Prompt |
Restate the records in their entirety, word for word.

-- start Task material --

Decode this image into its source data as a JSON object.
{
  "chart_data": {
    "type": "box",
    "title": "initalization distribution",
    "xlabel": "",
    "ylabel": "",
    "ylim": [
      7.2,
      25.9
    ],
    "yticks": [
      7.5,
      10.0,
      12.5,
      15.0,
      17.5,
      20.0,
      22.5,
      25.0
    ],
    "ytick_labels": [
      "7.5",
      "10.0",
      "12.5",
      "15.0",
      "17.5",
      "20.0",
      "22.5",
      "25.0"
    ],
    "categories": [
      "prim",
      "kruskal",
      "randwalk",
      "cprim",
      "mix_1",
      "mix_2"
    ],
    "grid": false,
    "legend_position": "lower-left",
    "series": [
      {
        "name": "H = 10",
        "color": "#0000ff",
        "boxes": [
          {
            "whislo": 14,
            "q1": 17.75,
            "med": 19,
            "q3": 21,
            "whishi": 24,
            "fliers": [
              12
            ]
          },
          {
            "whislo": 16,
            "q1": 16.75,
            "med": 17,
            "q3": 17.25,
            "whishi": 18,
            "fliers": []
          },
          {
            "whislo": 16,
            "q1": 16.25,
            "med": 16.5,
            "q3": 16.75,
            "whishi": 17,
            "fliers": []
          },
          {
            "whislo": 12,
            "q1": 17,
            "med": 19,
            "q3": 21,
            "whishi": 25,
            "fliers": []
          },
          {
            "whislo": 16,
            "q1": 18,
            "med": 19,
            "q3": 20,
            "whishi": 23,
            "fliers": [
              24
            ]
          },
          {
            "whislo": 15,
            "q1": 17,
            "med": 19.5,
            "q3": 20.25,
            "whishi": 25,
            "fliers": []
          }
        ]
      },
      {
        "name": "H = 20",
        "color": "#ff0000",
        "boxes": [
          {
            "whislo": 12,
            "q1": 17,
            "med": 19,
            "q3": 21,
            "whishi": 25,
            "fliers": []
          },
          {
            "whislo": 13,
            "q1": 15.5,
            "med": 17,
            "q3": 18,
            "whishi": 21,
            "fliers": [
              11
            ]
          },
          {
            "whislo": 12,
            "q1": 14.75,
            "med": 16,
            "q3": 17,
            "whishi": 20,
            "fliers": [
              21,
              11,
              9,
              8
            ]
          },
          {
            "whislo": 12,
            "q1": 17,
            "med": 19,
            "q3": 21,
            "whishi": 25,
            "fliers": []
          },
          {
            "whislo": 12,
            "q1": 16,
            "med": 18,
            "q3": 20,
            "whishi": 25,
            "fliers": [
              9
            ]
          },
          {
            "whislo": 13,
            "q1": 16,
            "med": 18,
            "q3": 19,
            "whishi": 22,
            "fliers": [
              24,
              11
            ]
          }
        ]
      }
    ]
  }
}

-- end Task material --

Response to this exercise |
Decode this image into its source data as a JSON object.
{
  "chart_data": {
    "type": "box",
    "title": "initalization distribution",
    "xlabel": "",
    "ylabel": "",
    "ylim": [
      7.2,
      25.9
    ],
    "yticks": [
      7.5,
      10.0,
      12.5,
      15.0,
      17.5,
      20.0,
      22.5,
      25.0
    ],
    "ytick_labels": [
      "7.5",
      "10.0",
      "12.5",
      "15.0",
      "17.5",
      "20.0",
      "22.5",
      "25.0"
    ],
    "categories": [
      "prim",
      "kruskal",
      "randwalk",
      "cprim",
      "mix_1",
      "mix_2"
    ],
    "grid": false,
    "legend_position": "lower-left",
    "series": [
      {
        "name": "H = 10",
        "color": "#0000ff",
        "boxes": [
          {
            "whislo": 14,
            "q1": 17.75,
            "med": 19,
            "q3": 21,
            "whishi": 24,
            "fliers": [
              12
            ]
          },
          {
            "whislo": 16,
            "q1": 16.75,
            "med": 17,
            "q3": 17.25,
            "whishi": 18,
            "fliers": []
          },
          {
            "whislo": 16,
            "q1": 16.25,
            "med": 16.5,
            "q3": 16.75,
            "whishi": 17,
            "fliers": []
          },
          {
            "whislo": 12,
            "q1": 17,
            "med": 19,
            "q3": 21,
            "whishi": 25,
            "fliers": []
          },
          {
            "whislo": 16,
            "q1": 18,
            "med": 19,
            "q3": 20,
            "whishi": 23,
            "fliers": [
              24
            ]
          },
          {
            "whislo": 15,
            "q1": 17,
            "med": 19.5,
            "q3": 20.25,
            "whishi": 25,
            "fliers": []
          }
        ]
      },
      {
        "name": "H = 20",
        "color": "#ff0000",
        "boxes": [
          {
            "whislo": 12,
            "q1": 17,
            "med": 19,
            "q3": 21,
            "whishi": 25,
            "fliers": []
          },
          {
            "whislo": 13,
            "q1": 15.5,
            "med": 17,
            "q3": 18,
            "whishi": 21,
            "fliers": [
              11
            ]
          },
          {
            "whislo": 12,
            "q1": 14.75,
            "med": 16,
            "q3": 17,
            "whishi": 20,
            "fliers": [
              21,
              11,
              9,
              8
            ]
          },
          {
            "whislo": 12,
            "q1": 17,
            "med": 19,
            "q3": 21,
            "whishi": 25,
            "fliers": []
          },
          {
            "whislo": 12,
            "q1": 16,
            "med": 18,
            "q3": 20,
            "whishi": 25,
            "fliers": [
              9
            ]
          },
          {
            "whislo": 13,
            "q1": 16,
            "med": 18,
            "q3": 19,
            "whishi": 22,
            "fliers": [
              24,
              11
            ]
          }
        ]
      }
    ]
  }
}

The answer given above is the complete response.